◆ PROBLEM DESCRIPTION
Omit every picture while repeating the entries exactly.

◆ AVAILABLE RECORDS
┄┄┄┄┄┄┄┄┄┄┄┄┄┄┄┄┄┄┄┄
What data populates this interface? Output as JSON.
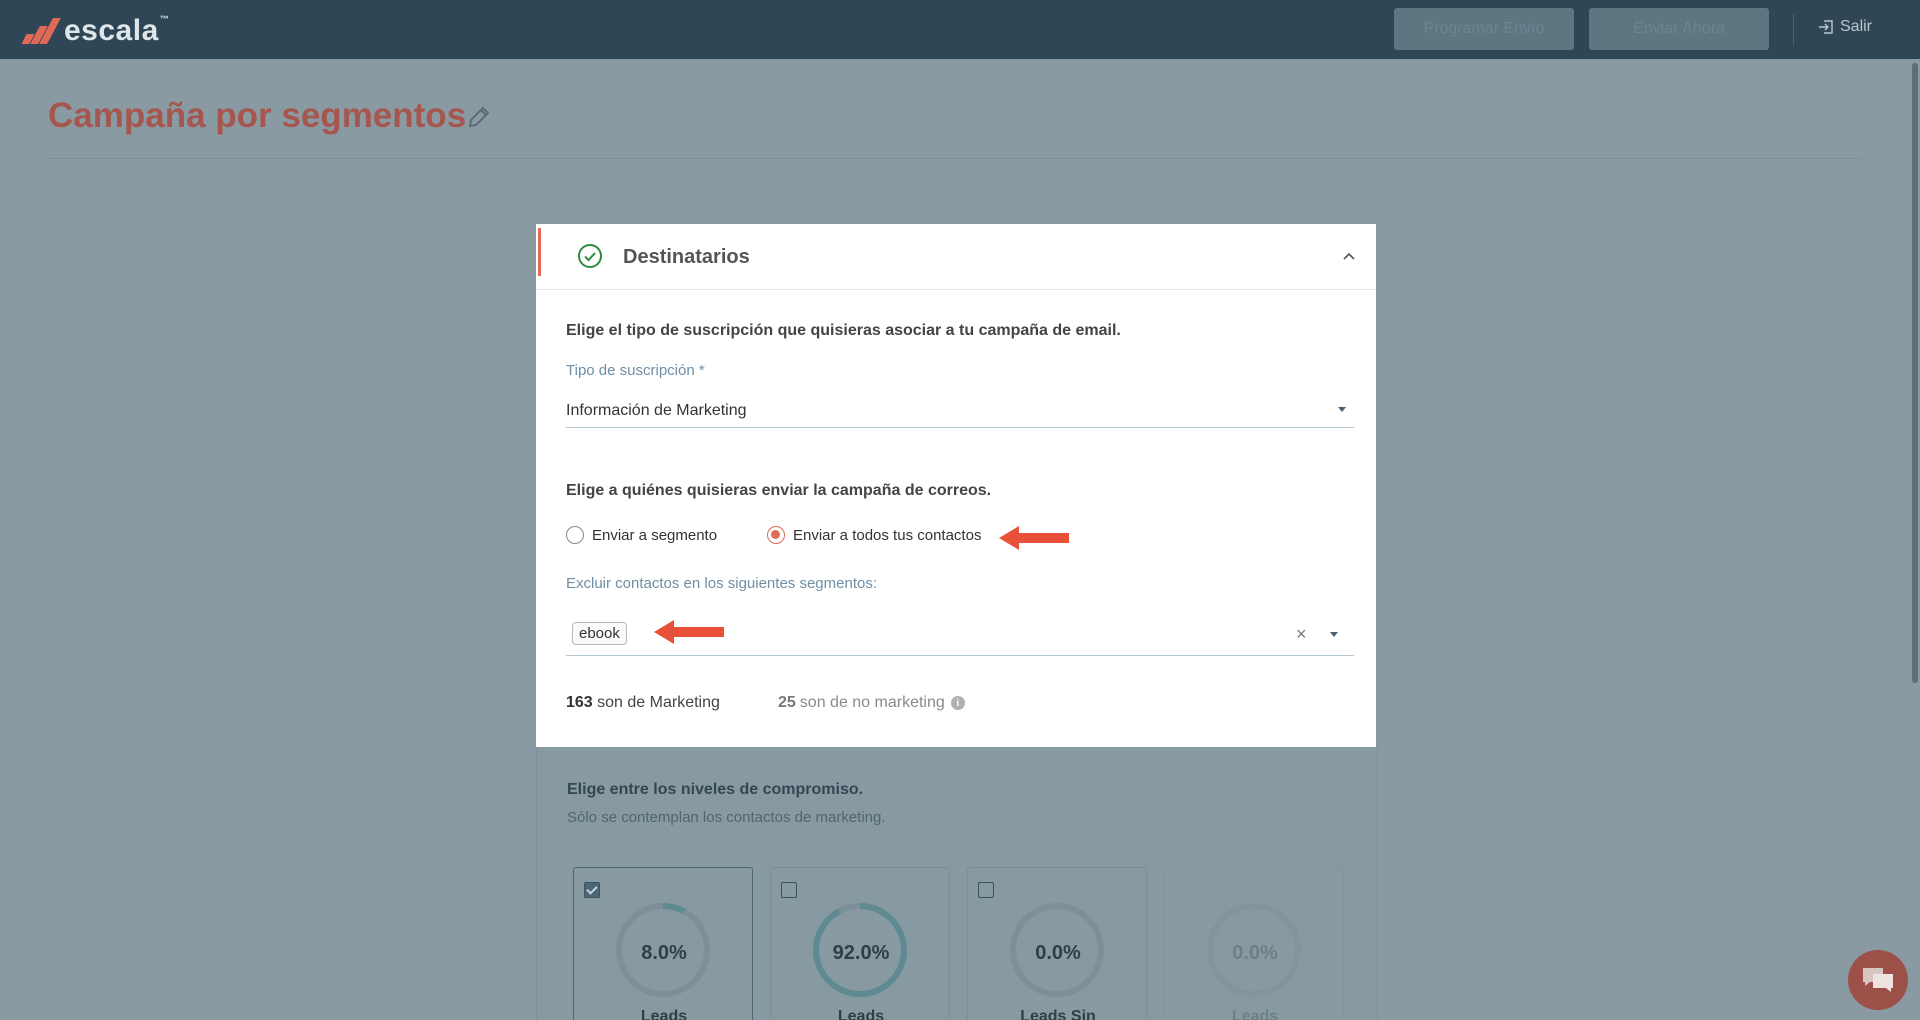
{
  "header": {
    "logo_text": "escala",
    "logo_tm": "™",
    "schedule_button": "Programar Envío",
    "send_now_button": "Enviar Ahora",
    "logout_label": "Salir"
  },
  "page": {
    "title": "Campaña por segmentos"
  },
  "recipients": {
    "title": "Destinatarios",
    "subscription_question": "Elige el tipo de suscripción que quisieras asociar a tu campaña de email.",
    "subscription_label": "Tipo de suscripción *",
    "subscription_value": "Información de Marketing",
    "audience_question": "Elige a quiénes quisieras enviar la campaña de correos.",
    "radio_segment": "Enviar a segmento",
    "radio_all": "Enviar a todos tus contactos",
    "selected_option": "Enviar a todos tus contactos",
    "exclude_label": "Excluir contactos en los siguientes segmentos:",
    "excluded_chips": [
      "ebook"
    ],
    "marketing_count": "163",
    "marketing_text": "son de Marketing",
    "non_marketing_count": "25",
    "non_marketing_text": "son de no marketing"
  },
  "engagement": {
    "title": "Elige entre los niveles de compromiso.",
    "subtitle": "Sólo se contemplan los contactos de marketing.",
    "levels": [
      {
        "percent_label": "8.0%",
        "value": 0.08,
        "checked": true,
        "label": "Leads"
      },
      {
        "percent_label": "92.0%",
        "value": 0.92,
        "checked": false,
        "label": "Leads"
      },
      {
        "percent_label": "0.0%",
        "value": 0.0,
        "checked": false,
        "label": "Leads Sin"
      },
      {
        "percent_label": "0.0%",
        "value": 0.0,
        "checked": false,
        "label": "Leads"
      }
    ]
  },
  "colors": {
    "topbar": "#2e4655",
    "accent": "#e06a55",
    "title": "#a5574f"
  }
}
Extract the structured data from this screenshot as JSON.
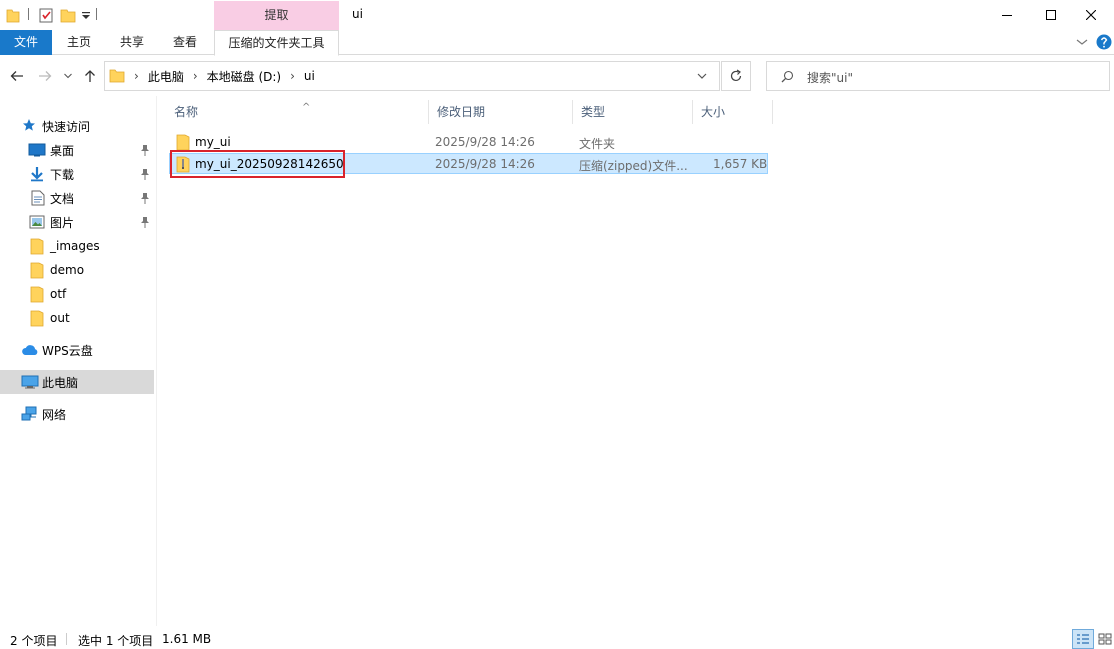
┄┄┄┄┄┄┄┄┄┄┄┄┄┄┄┄┄┄┄┄
◆ RESULT FOR THIS EXERCISE
What data populates this interface? Output as JSON.
{
  "header": {
    "logo_text": "escala",
    "logo_tm": "™",
    "schedule_button": "Programar Envío",
    "send_now_button": "Enviar Ahora",
    "logout_label": "Salir"
  },
  "page": {
    "title": "Campaña por segmentos"
  },
  "recipients": {
    "title": "Destinatarios",
    "subscription_question": "Elige el tipo de suscripción que quisieras asociar a tu campaña de email.",
    "subscription_label": "Tipo de suscripción *",
    "subscription_value": "Información de Marketing",
    "audience_question": "Elige a quiénes quisieras enviar la campaña de correos.",
    "radio_segment": "Enviar a segmento",
    "radio_all": "Enviar a todos tus contactos",
    "selected_option": "Enviar a todos tus contactos",
    "exclude_label": "Excluir contactos en los siguientes segmentos:",
    "excluded_chips": [
      "ebook"
    ],
    "marketing_count": "163",
    "marketing_text": "son de Marketing",
    "non_marketing_count": "25",
    "non_marketing_text": "son de no marketing"
  },
  "engagement": {
    "title": "Elige entre los niveles de compromiso.",
    "subtitle": "Sólo se contemplan los contactos de marketing.",
    "levels": [
      {
        "percent_label": "8.0%",
        "value": 0.08,
        "checked": true,
        "label": "Leads"
      },
      {
        "percent_label": "92.0%",
        "value": 0.92,
        "checked": false,
        "label": "Leads"
      },
      {
        "percent_label": "0.0%",
        "value": 0.0,
        "checked": false,
        "label": "Leads Sin"
      },
      {
        "percent_label": "0.0%",
        "value": 0.0,
        "checked": false,
        "label": "Leads"
      }
    ]
  },
  "colors": {
    "topbar": "#2e4655",
    "accent": "#e06a55",
    "title": "#a5574f"
  }
}
Extract the structured data from this screenshot as JSON.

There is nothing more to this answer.